**OBJECTIVE**
Read the listing and extract each line that includes the word "Auto".

Saved data entries:
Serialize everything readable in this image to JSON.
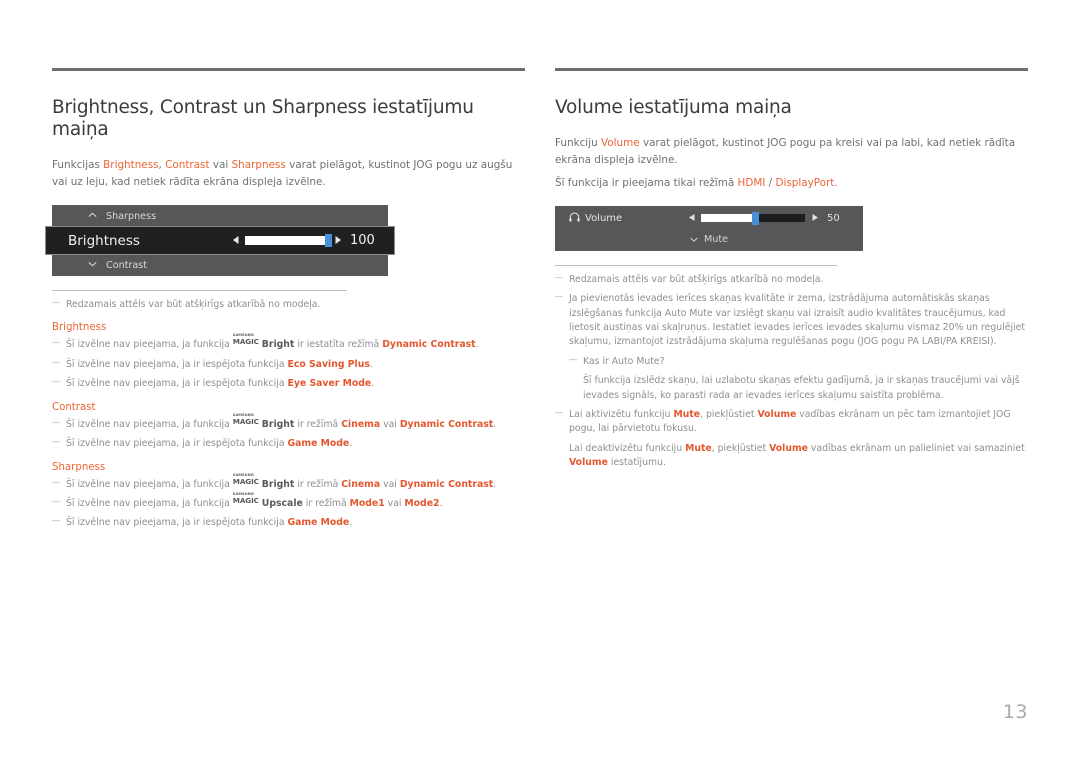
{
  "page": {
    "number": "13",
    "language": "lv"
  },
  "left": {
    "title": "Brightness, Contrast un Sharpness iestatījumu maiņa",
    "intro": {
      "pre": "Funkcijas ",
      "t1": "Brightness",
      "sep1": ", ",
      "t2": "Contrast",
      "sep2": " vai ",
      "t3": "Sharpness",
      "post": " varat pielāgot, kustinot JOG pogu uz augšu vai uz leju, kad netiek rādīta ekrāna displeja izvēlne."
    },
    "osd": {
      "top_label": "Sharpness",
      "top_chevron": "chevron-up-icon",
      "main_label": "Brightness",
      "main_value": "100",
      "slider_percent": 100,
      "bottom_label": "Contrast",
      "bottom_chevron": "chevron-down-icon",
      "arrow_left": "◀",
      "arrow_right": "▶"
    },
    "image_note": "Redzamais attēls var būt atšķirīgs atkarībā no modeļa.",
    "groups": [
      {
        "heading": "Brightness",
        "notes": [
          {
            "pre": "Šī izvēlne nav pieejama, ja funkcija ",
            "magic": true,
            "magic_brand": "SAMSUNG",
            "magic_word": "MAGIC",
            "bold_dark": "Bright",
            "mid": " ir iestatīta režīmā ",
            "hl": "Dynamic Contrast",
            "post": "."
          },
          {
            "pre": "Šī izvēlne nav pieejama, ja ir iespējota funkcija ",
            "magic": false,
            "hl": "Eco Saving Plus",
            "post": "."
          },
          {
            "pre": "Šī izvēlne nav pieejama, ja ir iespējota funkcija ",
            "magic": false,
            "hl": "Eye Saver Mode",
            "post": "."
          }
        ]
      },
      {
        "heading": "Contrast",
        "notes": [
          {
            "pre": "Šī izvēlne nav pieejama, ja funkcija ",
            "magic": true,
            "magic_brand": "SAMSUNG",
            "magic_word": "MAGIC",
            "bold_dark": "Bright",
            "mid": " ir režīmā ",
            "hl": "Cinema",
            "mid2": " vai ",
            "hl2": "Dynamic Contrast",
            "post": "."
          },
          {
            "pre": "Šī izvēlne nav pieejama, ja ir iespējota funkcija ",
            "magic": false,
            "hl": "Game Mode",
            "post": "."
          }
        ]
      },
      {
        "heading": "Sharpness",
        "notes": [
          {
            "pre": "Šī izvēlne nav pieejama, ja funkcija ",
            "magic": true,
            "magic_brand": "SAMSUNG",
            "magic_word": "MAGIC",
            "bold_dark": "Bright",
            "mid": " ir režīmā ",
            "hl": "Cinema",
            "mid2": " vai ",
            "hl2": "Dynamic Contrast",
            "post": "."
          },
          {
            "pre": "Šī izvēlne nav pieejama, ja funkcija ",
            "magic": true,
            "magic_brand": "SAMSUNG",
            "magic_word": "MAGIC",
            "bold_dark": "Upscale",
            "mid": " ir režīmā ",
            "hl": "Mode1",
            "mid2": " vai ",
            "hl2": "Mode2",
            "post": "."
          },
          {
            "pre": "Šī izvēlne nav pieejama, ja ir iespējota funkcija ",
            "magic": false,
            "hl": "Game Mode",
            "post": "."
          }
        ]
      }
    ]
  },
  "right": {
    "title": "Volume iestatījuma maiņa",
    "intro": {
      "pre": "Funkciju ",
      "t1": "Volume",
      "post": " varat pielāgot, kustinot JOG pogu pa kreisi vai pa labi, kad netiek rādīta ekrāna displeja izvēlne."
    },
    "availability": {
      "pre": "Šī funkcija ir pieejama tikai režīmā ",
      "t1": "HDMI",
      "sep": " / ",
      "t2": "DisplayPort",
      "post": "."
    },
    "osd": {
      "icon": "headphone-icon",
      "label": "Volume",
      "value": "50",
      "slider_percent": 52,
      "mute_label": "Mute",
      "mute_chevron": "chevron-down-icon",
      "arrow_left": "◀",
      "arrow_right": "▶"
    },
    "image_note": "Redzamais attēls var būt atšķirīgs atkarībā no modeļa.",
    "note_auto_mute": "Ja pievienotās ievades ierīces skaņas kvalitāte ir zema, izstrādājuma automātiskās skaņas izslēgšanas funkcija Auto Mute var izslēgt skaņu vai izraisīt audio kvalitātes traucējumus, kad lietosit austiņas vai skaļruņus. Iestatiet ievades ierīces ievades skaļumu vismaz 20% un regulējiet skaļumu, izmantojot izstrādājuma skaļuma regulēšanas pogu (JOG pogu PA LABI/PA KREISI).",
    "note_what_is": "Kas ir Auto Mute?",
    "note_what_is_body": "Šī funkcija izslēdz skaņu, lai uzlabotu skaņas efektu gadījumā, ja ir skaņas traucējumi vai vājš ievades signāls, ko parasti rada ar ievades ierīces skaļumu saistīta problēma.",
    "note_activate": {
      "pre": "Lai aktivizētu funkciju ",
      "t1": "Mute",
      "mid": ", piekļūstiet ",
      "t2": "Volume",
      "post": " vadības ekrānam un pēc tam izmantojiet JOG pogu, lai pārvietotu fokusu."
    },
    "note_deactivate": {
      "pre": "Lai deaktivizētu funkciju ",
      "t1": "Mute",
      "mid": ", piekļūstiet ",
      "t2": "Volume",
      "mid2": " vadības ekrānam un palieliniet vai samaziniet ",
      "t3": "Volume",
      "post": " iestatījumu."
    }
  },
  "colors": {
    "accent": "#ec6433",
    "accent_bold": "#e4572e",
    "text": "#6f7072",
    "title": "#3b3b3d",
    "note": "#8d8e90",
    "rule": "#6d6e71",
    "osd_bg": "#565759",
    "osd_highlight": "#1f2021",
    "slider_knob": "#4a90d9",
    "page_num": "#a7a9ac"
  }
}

**EXERCISE SOLUTION**
    "note_auto_mute": "Ja pievienotās ievades ierīces skaņas kvalitāte ir zema, izstrādājuma automātiskās skaņas izslēgšanas funkcija Auto Mute var izslēgt skaņu vai izraisīt audio kvalitātes traucējumus, kad lietosit austiņas vai skaļruņus. Iestatiet ievades ierīces ievades skaļumu vismaz 20% un regulējiet skaļumu, izmantojot izstrādājuma skaļuma regulēšanas pogu (JOG pogu PA LABI/PA KREISI).",
    "note_what_is": "Kas ir Auto Mute?",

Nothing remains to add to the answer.